● PROVIDED PASSAGE
■ ■ ■

Problem: Given a non-rectangular hyperbola only, construct its asymptotes and focii with compass and straightedge. Reference (1) works if the hyperbola is rectangular. Reference (2-comment) states that reference (1) construction should work for non-rectangular hyperbolas also. Reference (3) is similar to reference (1) and also constructs the foci.
As I follow the steps in reference (3) the "asymptote" that is constructed for a non-rectangular hyperbola is not the asymptote. It approaches the asymptote as the random point on the hyperbola gets farther from the center. It approaches the conjugate axis as the random point on the hyperbola approaches the vertex.
Here is my geogebra construction. https://www.geogebra.org/geometry/uycqtrrk. I hope the link works to show you what I have done. It seems to open better in Chrome than Safari. And I had to sign in to GeoGebra to open the test file I sent myself.
We need to solve this problem in chunks. First chunk is to find the center.
Construct any chord of the hyperbola. Then construct another, parallel chord. Bisect both chords and draw the line connecting the generated midpoint. This line is called the conjugate diameter with respect to the set of parallel chords you just used, and it is guaranteed to pass through the center. In a similar way construct another conjugate diameter using a pair of chords parallel to each other but not parallel to the first two. The two conjugate diameters intersect at the center, which I now label $O$.
Next comes the transverse axis. Center the compasses at $O$ and make a circle with radius $r$, big enough to hit the hyperbola at four points which, of course, are the vertices of a rectangle. Construct the perpendicular bisector of either side that connects two points within the same branch of the hyperbola. This cuts through $O$ and is the transverse axis.
Now we are ready to attack the asymptotes. For the rectangle you just constructed, define $l$ as the length of transverse axis from the center to either point where it hits the rectangle. Now construct a larger rectangle centered on $O$, with radius $r'$ and half-length $l'$ corresponding respectively to $r$ and $l$ from the first rectangle.
Construct a right triangle with a vertex at $O$, a leg from $O$ along the transverse axis measuring $\sqrt{(l')^2-l^2}$, and hypoteneuse $\sqrt{(r')^2-r^2}$. The hypoteneuse will be directed along an asymptote, and the other asymptote is obtained via a mirror reflection through the transverse axis.
Finally we go for the foci. Go back to the transverse axis and drop a perpendicular to it from either of the vertices where it hits the hyperbola. This intersects an asymptote (pick either one) at point $P$. Construct the circle through $P$ centered on $O$, which intersects the transverse axis at the foci.
Done!

■ ■ ■

● EXTRACTED DATA
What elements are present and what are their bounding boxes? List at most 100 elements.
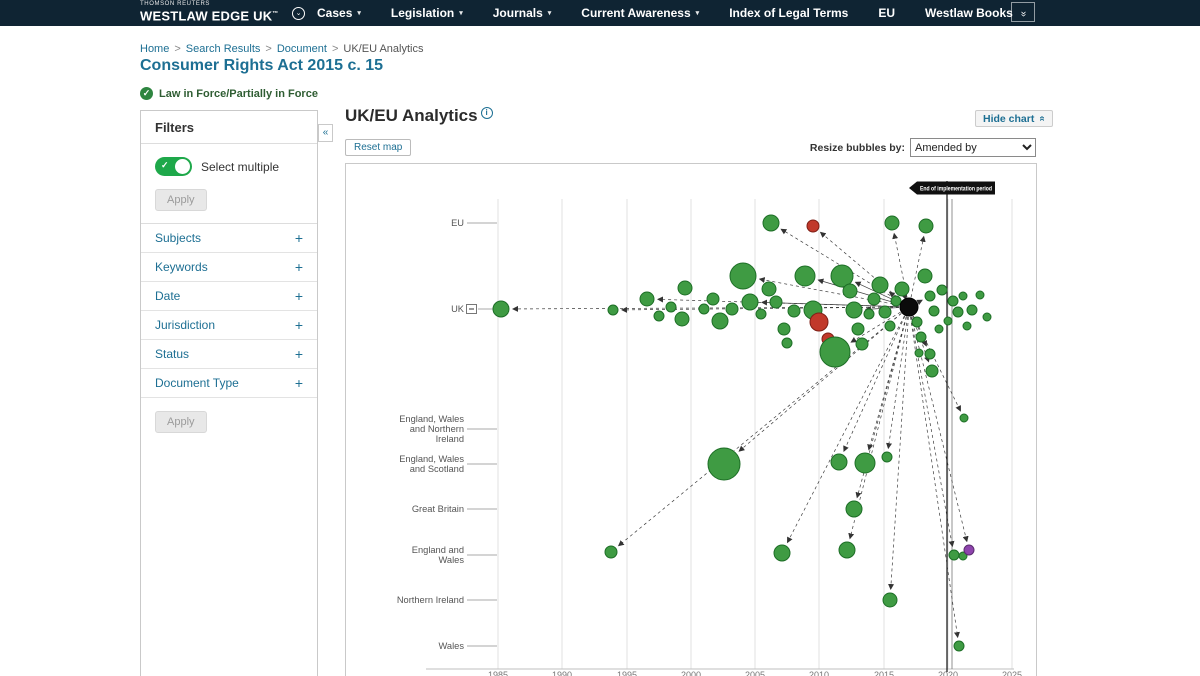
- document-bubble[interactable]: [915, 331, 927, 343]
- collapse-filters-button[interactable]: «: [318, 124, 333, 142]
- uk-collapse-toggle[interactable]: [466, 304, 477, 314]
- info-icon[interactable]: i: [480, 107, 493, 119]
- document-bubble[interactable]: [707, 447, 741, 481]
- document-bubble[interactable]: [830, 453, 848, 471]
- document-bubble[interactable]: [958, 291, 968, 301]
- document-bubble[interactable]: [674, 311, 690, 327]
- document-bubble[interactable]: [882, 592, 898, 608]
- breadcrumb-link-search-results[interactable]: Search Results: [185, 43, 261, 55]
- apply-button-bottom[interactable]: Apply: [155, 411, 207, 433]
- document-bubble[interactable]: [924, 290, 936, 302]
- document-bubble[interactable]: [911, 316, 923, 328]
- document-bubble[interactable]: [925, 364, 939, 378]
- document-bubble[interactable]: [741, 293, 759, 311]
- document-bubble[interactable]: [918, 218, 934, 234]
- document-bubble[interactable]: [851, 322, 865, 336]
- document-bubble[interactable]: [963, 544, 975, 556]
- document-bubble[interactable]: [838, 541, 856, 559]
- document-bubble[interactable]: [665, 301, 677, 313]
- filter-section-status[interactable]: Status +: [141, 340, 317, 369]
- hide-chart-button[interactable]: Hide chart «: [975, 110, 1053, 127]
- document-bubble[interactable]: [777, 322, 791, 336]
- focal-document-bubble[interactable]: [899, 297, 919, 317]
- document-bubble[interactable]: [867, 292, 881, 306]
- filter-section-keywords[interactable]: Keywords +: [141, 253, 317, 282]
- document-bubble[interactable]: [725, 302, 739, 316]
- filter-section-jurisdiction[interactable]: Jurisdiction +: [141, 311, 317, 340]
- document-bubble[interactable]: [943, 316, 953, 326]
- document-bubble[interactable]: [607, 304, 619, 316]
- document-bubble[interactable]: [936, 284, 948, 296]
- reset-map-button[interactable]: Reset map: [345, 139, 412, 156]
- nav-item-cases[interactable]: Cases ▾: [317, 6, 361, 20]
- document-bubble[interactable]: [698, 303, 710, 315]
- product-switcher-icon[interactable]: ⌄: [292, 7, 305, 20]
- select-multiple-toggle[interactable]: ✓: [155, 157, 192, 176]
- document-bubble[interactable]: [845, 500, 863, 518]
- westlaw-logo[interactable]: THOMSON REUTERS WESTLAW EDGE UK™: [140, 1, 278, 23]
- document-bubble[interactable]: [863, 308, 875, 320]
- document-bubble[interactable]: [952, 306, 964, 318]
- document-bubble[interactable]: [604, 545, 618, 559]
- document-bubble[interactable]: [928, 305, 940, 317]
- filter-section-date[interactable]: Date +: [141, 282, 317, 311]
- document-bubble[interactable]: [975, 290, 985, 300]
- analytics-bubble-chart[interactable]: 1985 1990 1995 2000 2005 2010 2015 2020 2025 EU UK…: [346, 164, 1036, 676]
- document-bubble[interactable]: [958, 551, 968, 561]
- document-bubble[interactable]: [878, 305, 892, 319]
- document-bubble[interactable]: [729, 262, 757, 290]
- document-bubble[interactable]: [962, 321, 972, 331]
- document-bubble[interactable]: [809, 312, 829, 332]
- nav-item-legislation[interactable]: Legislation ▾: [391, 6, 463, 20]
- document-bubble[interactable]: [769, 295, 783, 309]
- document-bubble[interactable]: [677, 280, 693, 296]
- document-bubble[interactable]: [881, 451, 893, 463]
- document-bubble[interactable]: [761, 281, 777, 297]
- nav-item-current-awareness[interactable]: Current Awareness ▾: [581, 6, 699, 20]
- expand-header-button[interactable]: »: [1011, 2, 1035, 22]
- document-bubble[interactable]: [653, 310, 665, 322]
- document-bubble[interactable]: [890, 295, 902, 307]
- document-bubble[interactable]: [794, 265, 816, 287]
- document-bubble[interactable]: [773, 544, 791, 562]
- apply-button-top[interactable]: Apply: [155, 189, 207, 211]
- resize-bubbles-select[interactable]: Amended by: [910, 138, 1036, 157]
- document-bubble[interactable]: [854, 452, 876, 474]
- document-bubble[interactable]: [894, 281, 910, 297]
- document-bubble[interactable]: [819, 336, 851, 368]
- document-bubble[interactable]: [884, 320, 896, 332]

■ ■ ■

● SHORT EXERCISE A
In the construction thread, why does the point where the two conjugate diameters intersect give the center of the hyperbola? Answer in one to three sentences.
● SHORT EXERCISE B
Return the part of the construction thread starting with "As I follow" and going on through "I sent myself.", word for word.

● FULL ANSWER A
A conjugate diameter is the line through the midpoints of two parallel chords, and it is guaranteed to pass through the center. The two conjugate diameters come from chord pairs with different directions, and both pass through the center, so they intersect there. That point is labeled $O$.

● FULL ANSWER B
As I follow the steps in reference (3) the "asymptote" that is constructed for a non-rectangular hyperbola is not the asymptote. It approaches the asymptote as the random point on the hyperbola gets farther from the center. It approaches the conjugate axis as the random point on the hyperbola approaches the vertex.
Here is my geogebra construction. https://www.geogebra.org/geometry/uycqtrrk. I hope the link works to show you what I have done. It seems to open better in Chrome than Safari. And I had to sign in to GeoGebra to open the test file I sent myself.